## Source records
_ _ _
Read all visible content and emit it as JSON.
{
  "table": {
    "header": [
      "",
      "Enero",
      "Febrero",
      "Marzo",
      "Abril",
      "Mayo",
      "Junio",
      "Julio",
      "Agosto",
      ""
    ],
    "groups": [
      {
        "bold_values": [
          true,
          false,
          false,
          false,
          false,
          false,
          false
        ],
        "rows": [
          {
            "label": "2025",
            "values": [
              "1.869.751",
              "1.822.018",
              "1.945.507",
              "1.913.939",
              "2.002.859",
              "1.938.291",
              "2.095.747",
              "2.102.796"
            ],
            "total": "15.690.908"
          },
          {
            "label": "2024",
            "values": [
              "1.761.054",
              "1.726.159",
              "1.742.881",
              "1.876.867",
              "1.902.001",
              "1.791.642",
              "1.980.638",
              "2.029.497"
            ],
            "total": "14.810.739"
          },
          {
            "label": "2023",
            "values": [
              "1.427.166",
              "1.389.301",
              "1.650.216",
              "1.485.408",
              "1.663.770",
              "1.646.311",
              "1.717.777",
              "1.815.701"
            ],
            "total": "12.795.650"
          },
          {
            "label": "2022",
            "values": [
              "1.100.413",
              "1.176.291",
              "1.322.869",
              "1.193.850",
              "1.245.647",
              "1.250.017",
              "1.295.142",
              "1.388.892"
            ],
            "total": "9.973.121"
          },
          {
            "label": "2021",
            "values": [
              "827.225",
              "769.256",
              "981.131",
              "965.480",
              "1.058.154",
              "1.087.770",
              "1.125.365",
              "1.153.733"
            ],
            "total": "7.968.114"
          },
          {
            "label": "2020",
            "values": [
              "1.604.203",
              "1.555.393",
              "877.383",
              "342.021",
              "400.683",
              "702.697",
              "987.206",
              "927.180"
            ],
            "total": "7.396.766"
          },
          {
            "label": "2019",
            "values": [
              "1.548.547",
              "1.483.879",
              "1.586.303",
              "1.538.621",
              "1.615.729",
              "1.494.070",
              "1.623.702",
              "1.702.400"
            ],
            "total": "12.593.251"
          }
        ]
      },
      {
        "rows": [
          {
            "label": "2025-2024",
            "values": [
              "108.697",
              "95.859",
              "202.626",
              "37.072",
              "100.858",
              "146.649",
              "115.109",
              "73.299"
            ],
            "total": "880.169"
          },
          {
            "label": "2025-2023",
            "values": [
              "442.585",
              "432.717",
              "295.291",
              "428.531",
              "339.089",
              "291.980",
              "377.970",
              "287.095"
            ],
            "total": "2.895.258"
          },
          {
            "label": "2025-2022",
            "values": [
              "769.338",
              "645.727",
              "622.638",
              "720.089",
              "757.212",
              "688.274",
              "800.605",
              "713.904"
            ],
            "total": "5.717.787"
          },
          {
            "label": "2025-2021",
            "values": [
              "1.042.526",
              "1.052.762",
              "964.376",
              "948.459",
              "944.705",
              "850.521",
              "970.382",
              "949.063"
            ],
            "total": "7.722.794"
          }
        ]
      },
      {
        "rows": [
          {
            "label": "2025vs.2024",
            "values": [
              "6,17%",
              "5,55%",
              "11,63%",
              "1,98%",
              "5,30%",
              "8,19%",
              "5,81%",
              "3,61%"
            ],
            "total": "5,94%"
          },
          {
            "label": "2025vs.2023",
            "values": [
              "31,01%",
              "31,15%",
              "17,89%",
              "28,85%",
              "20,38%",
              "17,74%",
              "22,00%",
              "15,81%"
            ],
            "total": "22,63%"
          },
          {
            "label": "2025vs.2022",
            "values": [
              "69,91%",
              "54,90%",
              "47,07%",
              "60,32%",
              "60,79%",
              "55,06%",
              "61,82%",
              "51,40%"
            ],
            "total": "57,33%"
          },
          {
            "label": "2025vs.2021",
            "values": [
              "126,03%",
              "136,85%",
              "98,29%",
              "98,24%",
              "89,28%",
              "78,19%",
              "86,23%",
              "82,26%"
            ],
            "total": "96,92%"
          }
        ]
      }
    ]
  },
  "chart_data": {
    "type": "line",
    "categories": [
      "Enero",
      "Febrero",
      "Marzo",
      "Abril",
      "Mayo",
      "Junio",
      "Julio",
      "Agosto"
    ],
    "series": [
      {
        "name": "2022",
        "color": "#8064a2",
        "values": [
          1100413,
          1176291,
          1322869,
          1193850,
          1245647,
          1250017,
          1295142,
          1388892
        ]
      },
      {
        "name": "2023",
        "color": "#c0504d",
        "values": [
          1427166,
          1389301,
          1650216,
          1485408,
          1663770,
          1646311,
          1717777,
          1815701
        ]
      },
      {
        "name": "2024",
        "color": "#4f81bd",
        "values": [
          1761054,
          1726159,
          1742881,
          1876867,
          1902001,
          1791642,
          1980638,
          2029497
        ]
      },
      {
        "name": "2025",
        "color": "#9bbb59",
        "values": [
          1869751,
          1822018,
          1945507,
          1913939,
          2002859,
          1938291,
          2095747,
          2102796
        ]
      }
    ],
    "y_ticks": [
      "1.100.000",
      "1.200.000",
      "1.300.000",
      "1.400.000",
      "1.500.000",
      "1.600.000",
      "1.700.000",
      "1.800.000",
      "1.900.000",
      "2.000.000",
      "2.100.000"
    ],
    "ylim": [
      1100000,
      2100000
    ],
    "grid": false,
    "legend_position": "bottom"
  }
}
_ _ _
## Given request
Retype the records in full. Keep every line identical to the original.

## Written response
Read all visible content and emit it as JSON.
{
  "table": {
    "header": [
      "",
      "Enero",
      "Febrero",
      "Marzo",
      "Abril",
      "Mayo",
      "Junio",
      "Julio",
      "Agosto",
      ""
    ],
    "groups": [
      {
        "bold_values": [
          true,
          false,
          false,
          false,
          false,
          false,
          false
        ],
        "rows": [
          {
            "label": "2025",
            "values": [
              "1.869.751",
              "1.822.018",
              "1.945.507",
              "1.913.939",
              "2.002.859",
              "1.938.291",
              "2.095.747",
              "2.102.796"
            ],
            "total": "15.690.908"
          },
          {
            "label": "2024",
            "values": [
              "1.761.054",
              "1.726.159",
              "1.742.881",
              "1.876.867",
              "1.902.001",
              "1.791.642",
              "1.980.638",
              "2.029.497"
            ],
            "total": "14.810.739"
          },
          {
            "label": "2023",
            "values": [
              "1.427.166",
              "1.389.301",
              "1.650.216",
              "1.485.408",
              "1.663.770",
              "1.646.311",
              "1.717.777",
              "1.815.701"
            ],
            "total": "12.795.650"
          },
          {
            "label": "2022",
            "values": [
              "1.100.413",
              "1.176.291",
              "1.322.869",
              "1.193.850",
              "1.245.647",
              "1.250.017",
              "1.295.142",
              "1.388.892"
            ],
            "total": "9.973.121"
          },
          {
            "label": "2021",
            "values": [
              "827.225",
              "769.256",
              "981.131",
              "965.480",
              "1.058.154",
              "1.087.770",
              "1.125.365",
              "1.153.733"
            ],
            "total": "7.968.114"
          },
          {
            "label": "2020",
            "values": [
              "1.604.203",
              "1.555.393",
              "877.383",
              "342.021",
              "400.683",
              "702.697",
              "987.206",
              "927.180"
            ],
            "total": "7.396.766"
          },
          {
            "label": "2019",
            "values": [
              "1.548.547",
              "1.483.879",
              "1.586.303",
              "1.538.621",
              "1.615.729",
              "1.494.070",
              "1.623.702",
              "1.702.400"
            ],
            "total": "12.593.251"
          }
        ]
      },
      {
        "rows": [
          {
            "label": "2025-2024",
            "values": [
              "108.697",
              "95.859",
              "202.626",
              "37.072",
              "100.858",
              "146.649",
              "115.109",
              "73.299"
            ],
            "total": "880.169"
          },
          {
            "label": "2025-2023",
            "values": [
              "442.585",
              "432.717",
              "295.291",
              "428.531",
              "339.089",
              "291.980",
              "377.970",
              "287.095"
            ],
            "total": "2.895.258"
          },
          {
            "label": "2025-2022",
            "values": [
              "769.338",
              "645.727",
              "622.638",
              "720.089",
              "757.212",
              "688.274",
              "800.605",
              "713.904"
            ],
            "total": "5.717.787"
          },
          {
            "label": "2025-2021",
            "values": [
              "1.042.526",
              "1.052.762",
              "964.376",
              "948.459",
              "944.705",
              "850.521",
              "970.382",
              "949.063"
            ],
            "total": "7.722.794"
          }
        ]
      },
      {
        "rows": [
          {
            "label": "2025vs.2024",
            "values": [
              "6,17%",
              "5,55%",
              "11,63%",
              "1,98%",
              "5,30%",
              "8,19%",
              "5,81%",
              "3,61%"
            ],
            "total": "5,94%"
          },
          {
            "label": "2025vs.2023",
            "values": [
              "31,01%",
              "31,15%",
              "17,89%",
              "28,85%",
              "20,38%",
              "17,74%",
              "22,00%",
              "15,81%"
            ],
            "total": "22,63%"
          },
          {
            "label": "2025vs.2022",
            "values": [
              "69,91%",
              "54,90%",
              "47,07%",
              "60,32%",
              "60,79%",
              "55,06%",
              "61,82%",
              "51,40%"
            ],
            "total": "57,33%"
          },
          {
            "label": "2025vs.2021",
            "values": [
              "126,03%",
              "136,85%",
              "98,29%",
              "98,24%",
              "89,28%",
              "78,19%",
              "86,23%",
              "82,26%"
            ],
            "total": "96,92%"
          }
        ]
      }
    ]
  },
  "chart_data": {
    "type": "line",
    "categories": [
      "Enero",
      "Febrero",
      "Marzo",
      "Abril",
      "Mayo",
      "Junio",
      "Julio",
      "Agosto"
    ],
    "series": [
      {
        "name": "2022",
        "color": "#8064a2",
        "values": [
          1100413,
          1176291,
          1322869,
          1193850,
          1245647,
          1250017,
          1295142,
          1388892
        ]
      },
      {
        "name": "2023",
        "color": "#c0504d",
        "values": [
          1427166,
          1389301,
          1650216,
          1485408,
          1663770,
          1646311,
          1717777,
          1815701
        ]
      },
      {
        "name": "2024",
        "color": "#4f81bd",
        "values": [
          1761054,
          1726159,
          1742881,
          1876867,
          1902001,
          1791642,
          1980638,
          2029497
        ]
      },
      {
        "name": "2025",
        "color": "#9bbb59",
        "values": [
          1869751,
          1822018,
          1945507,
          1913939,
          2002859,
          1938291,
          2095747,
          2102796
        ]
      }
    ],
    "y_ticks": [
      "1.100.000",
      "1.200.000",
      "1.300.000",
      "1.400.000",
      "1.500.000",
      "1.600.000",
      "1.700.000",
      "1.800.000",
      "1.900.000",
      "2.000.000",
      "2.100.000"
    ],
    "ylim": [
      1100000,
      2100000
    ],
    "grid": false,
    "legend_position": "bottom"
  }
}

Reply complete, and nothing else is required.